» **Task description**
Go through the listing and return every line with "esse" in it.

(Extracted data entries)
--------

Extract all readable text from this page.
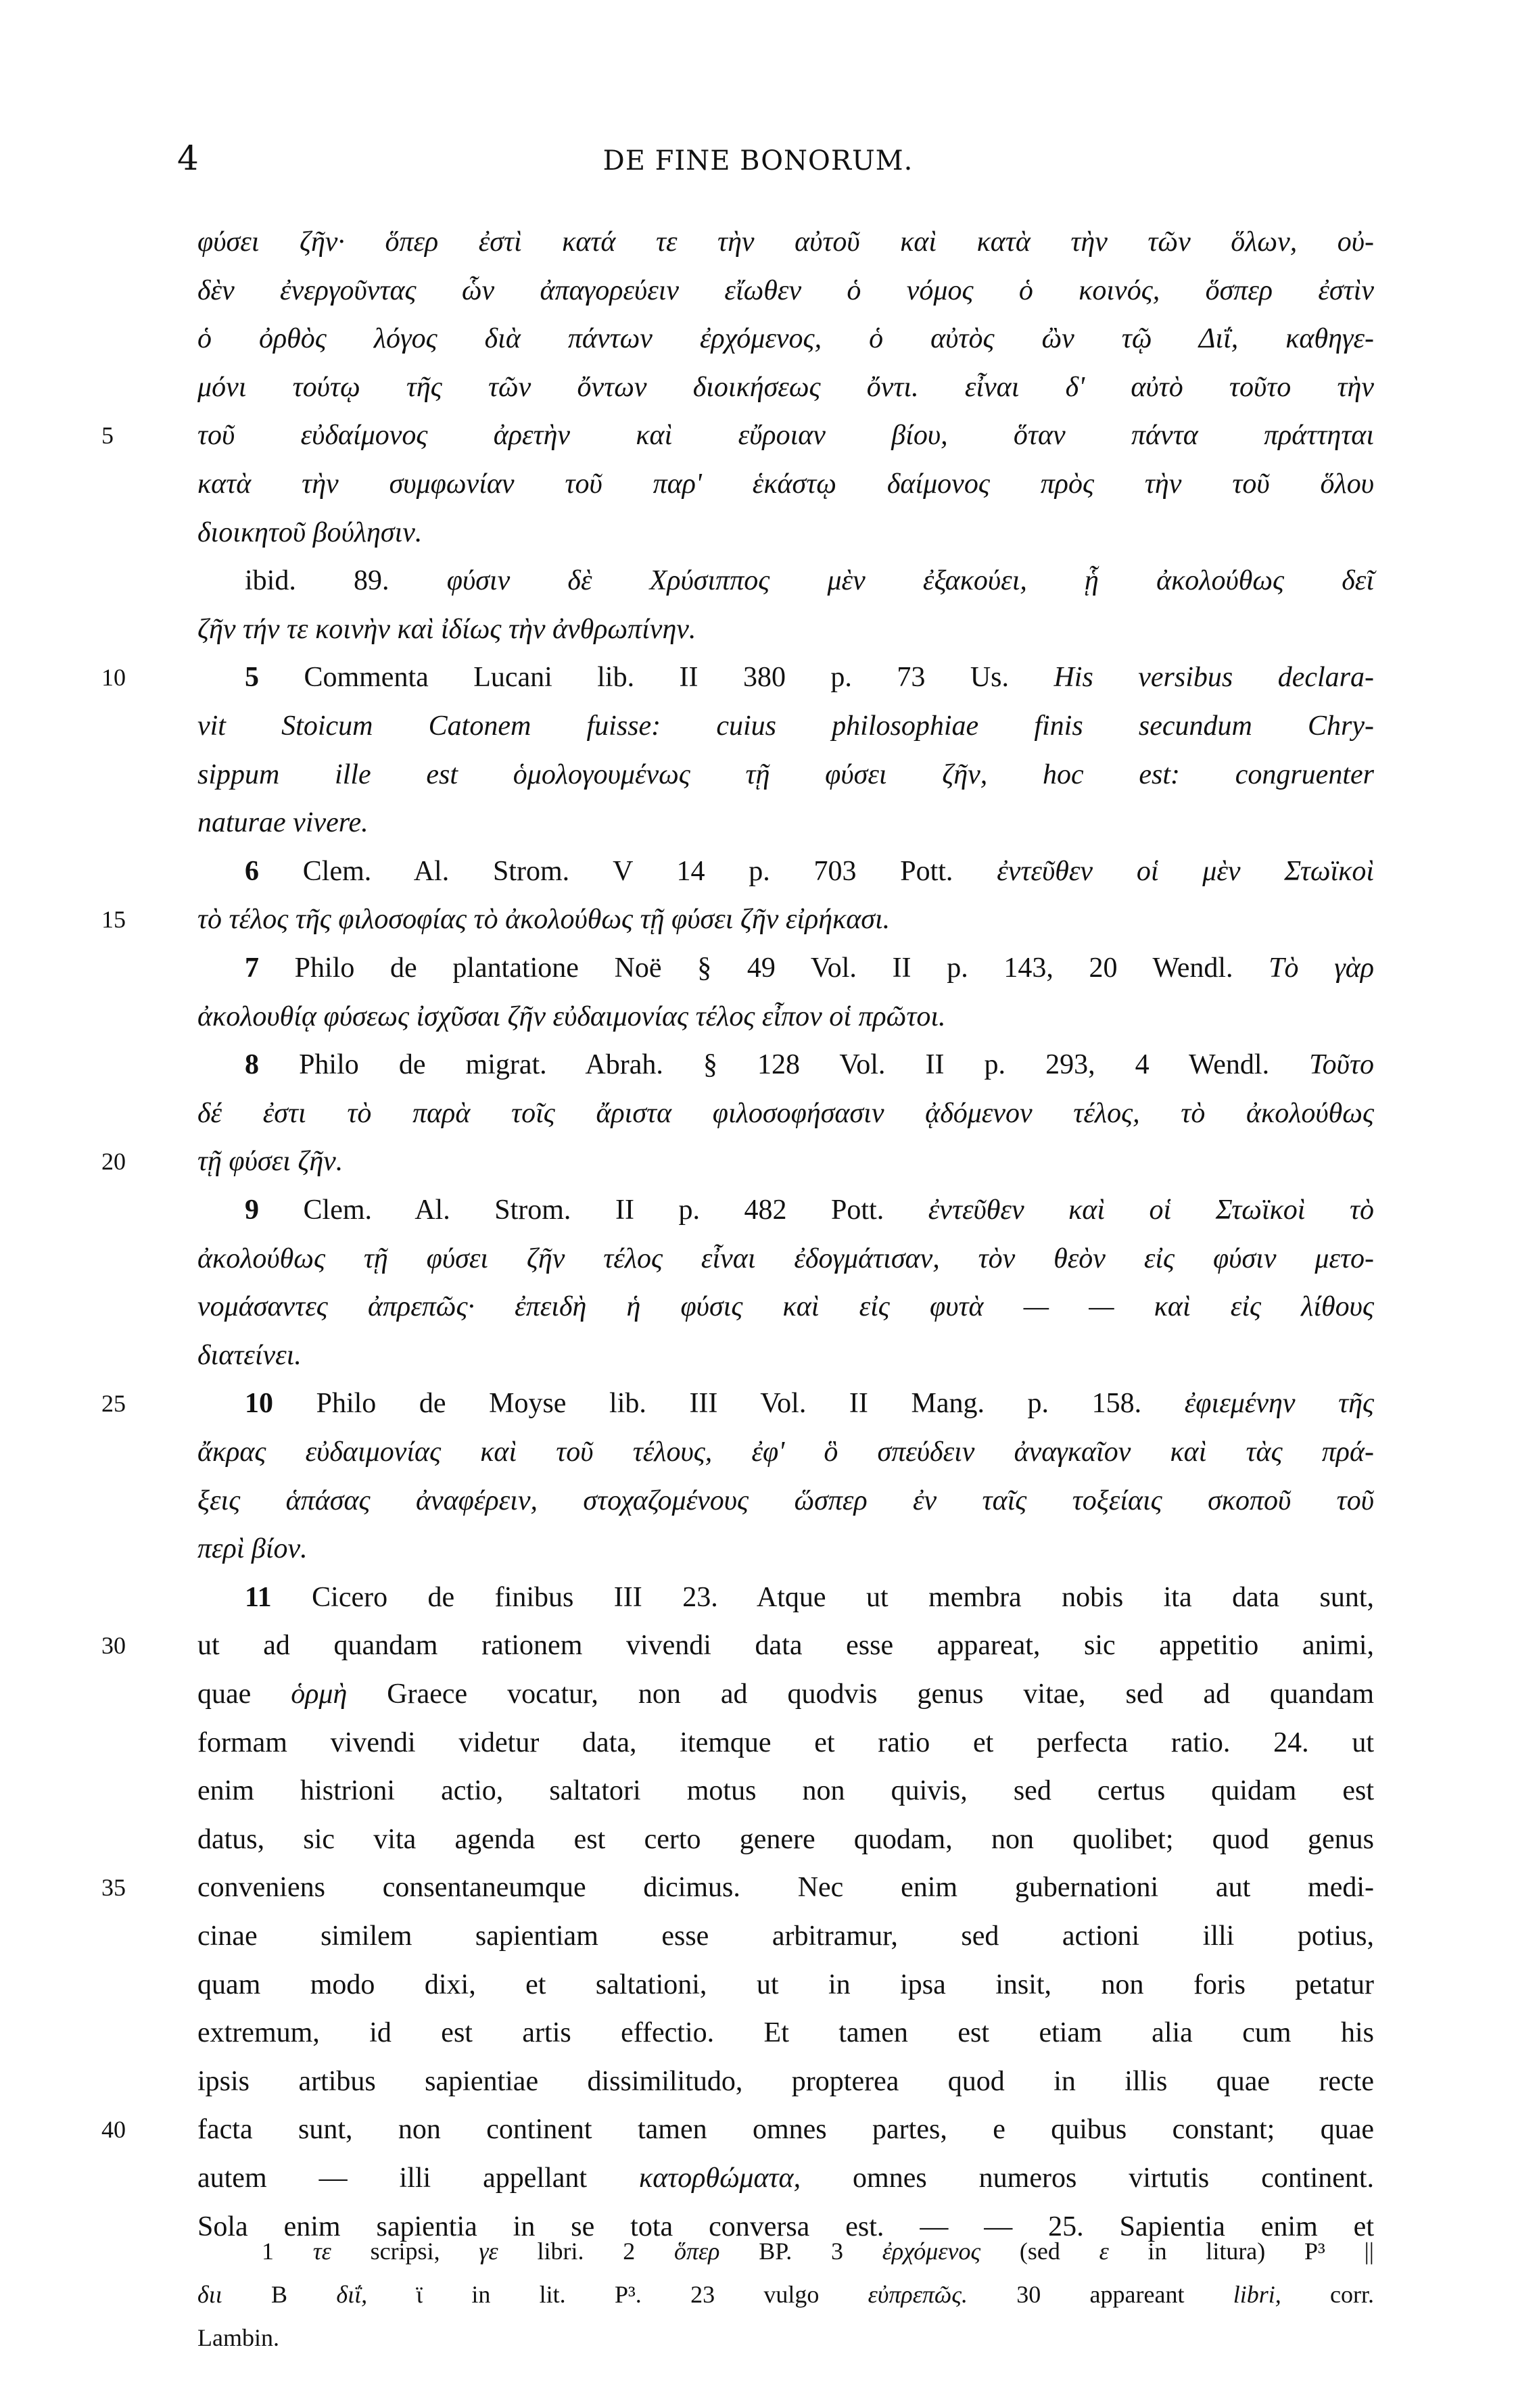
4	DE FINE BONORUM.
φύσει ζῆν· ὅπερ ἐστὶ κατά τε τὴν αὐτοῦ καὶ κατὰ τὴν τῶν ὅλων, οὐ-
δὲν ἐνεργοῦντας ὧν ἀπαγορεύειν εἴωθεν ὁ νόμος ὁ κοινός, ὅσπερ ἐστὶν
ὁ ὀρθὸς λόγος διὰ πάντων ἐρχόμενος, ὁ αὐτὸς ὢν τῷ Διΐ, καθηγε-
μόνι τούτῳ τῆς τῶν ὄντων διοικήσεως ὄντι. εἶναι δ' αὐτὸ τοῦτο τὴν
5	τοῦ εὐδαίμονος ἀρετὴν καὶ εὔροιαν βίου, ὅταν πάντα πράττηται
κατὰ τὴν συμφωνίαν τοῦ παρ' ἑκάστῳ δαίμονος πρὸς τὴν τοῦ ὅλου
διοικητοῦ βούλησιν.
ibid. 89. φύσιν δὲ Χρύσιππος μὲν ἐξακούει, ᾗ ἀκολούθως δεῖ
ζῆν τήν τε κοινὴν καὶ ἰδίως τὴν ἀνθρωπίνην.
10	5 Commenta Lucani lib. II 380 p. 73 Us. His versibus declara-
vit Stoicum Catonem fuisse: cuius philosophiae finis secundum Chry-
sippum ille est ὁμολογουμένως τῇ φύσει ζῆν, hoc est: congruenter
naturae vivere.
6 Clem. Al. Strom. V 14 p. 703 Pott. ἐντεῦθεν οἱ μὲν Στωϊκοὶ
15	τὸ τέλος τῆς φιλοσοφίας τὸ ἀκολούθως τῇ φύσει ζῆν εἰρήκασι.
7 Philo de plantatione Noë § 49 Vol. II p. 143, 20 Wendl. Τὸ γὰρ
ἀκολουθίᾳ φύσεως ἰσχῦσαι ζῆν εὐδαιμονίας τέλος εἶπον οἱ πρῶτοι.
8 Philo de migrat. Abrah. § 128 Vol. II p. 293, 4 Wendl. Τοῦτο
δέ ἐστι τὸ παρὰ τοῖς ἄριστα φιλοσοφήσασιν ᾀδόμενον τέλος, τὸ ἀκολούθως
20	τῇ φύσει ζῆν.
9 Clem. Al. Strom. II p. 482 Pott. ἐντεῦθεν καὶ οἱ Στωϊκοὶ τὸ
ἀκολούθως τῇ φύσει ζῆν τέλος εἶναι ἐδογμάτισαν, τὸν θεὸν εἰς φύσιν μετο-
νομάσαντες ἀπρεπῶς· ἐπειδὴ ἡ φύσις καὶ εἰς φυτὰ — — καὶ εἰς λίθους
διατείνει.
25	10 Philo de Moyse lib. III Vol. II Mang. p. 158. ἐφιεμένην τῆς
ἄκρας εὐδαιμονίας καὶ τοῦ τέλους, ἐφ' ὃ σπεύδειν ἀναγκαῖον καὶ τὰς πρά-
ξεις ἁπάσας ἀναφέρειν, στοχαζομένους ὥσπερ ἐν ταῖς τοξείαις σκοποῦ τοῦ
περὶ βίον.
11 Cicero de finibus III 23. Atque ut membra nobis ita data sunt,
30	ut ad quandam rationem vivendi data esse appareat, sic appetitio animi,
quae ὁρμὴ Graece vocatur, non ad quodvis genus vitae, sed ad quandam
formam vivendi videtur data, itemque et ratio et perfecta ratio. 24. ut
enim histrioni actio, saltatori motus non quivis, sed certus quidam est
datus, sic vita agenda est certo genere quodam, non quolibet; quod genus
35	conveniens consentaneumque dicimus. Nec enim gubernationi aut medi-
cinae similem sapientiam esse arbitramur, sed actioni illi potius,
quam modo dixi, et saltationi, ut in ipsa insit, non foris petatur
extremum, id est artis effectio. Et tamen est etiam alia cum his
ipsis artibus sapientiae dissimilitudo, propterea quod in illis quae recte
40	facta sunt, non continent tamen omnes partes, e quibus constant; quae
autem — illi appellant κατορθώματα, omnes numeros virtutis continent.
Sola enim sapientia in se tota conversa est. — — 25. Sapientia enim et
1 τε scripsi, γε libri. 2 ὅπερ BP. 3 ἐρχόμενος (sed ε in litura) P³ ||
διι B διΐ, ϊ in lit. P³. 23 vulgo εὐπρεπῶς. 30 appareant libri, corr.
Lambin.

--------

» **Exercise solution**
30	ut ad quandam rationem vivendi data esse appareat, sic appetitio animi,
cinae similem sapientiam esse arbitramur, sed actioni illi potius,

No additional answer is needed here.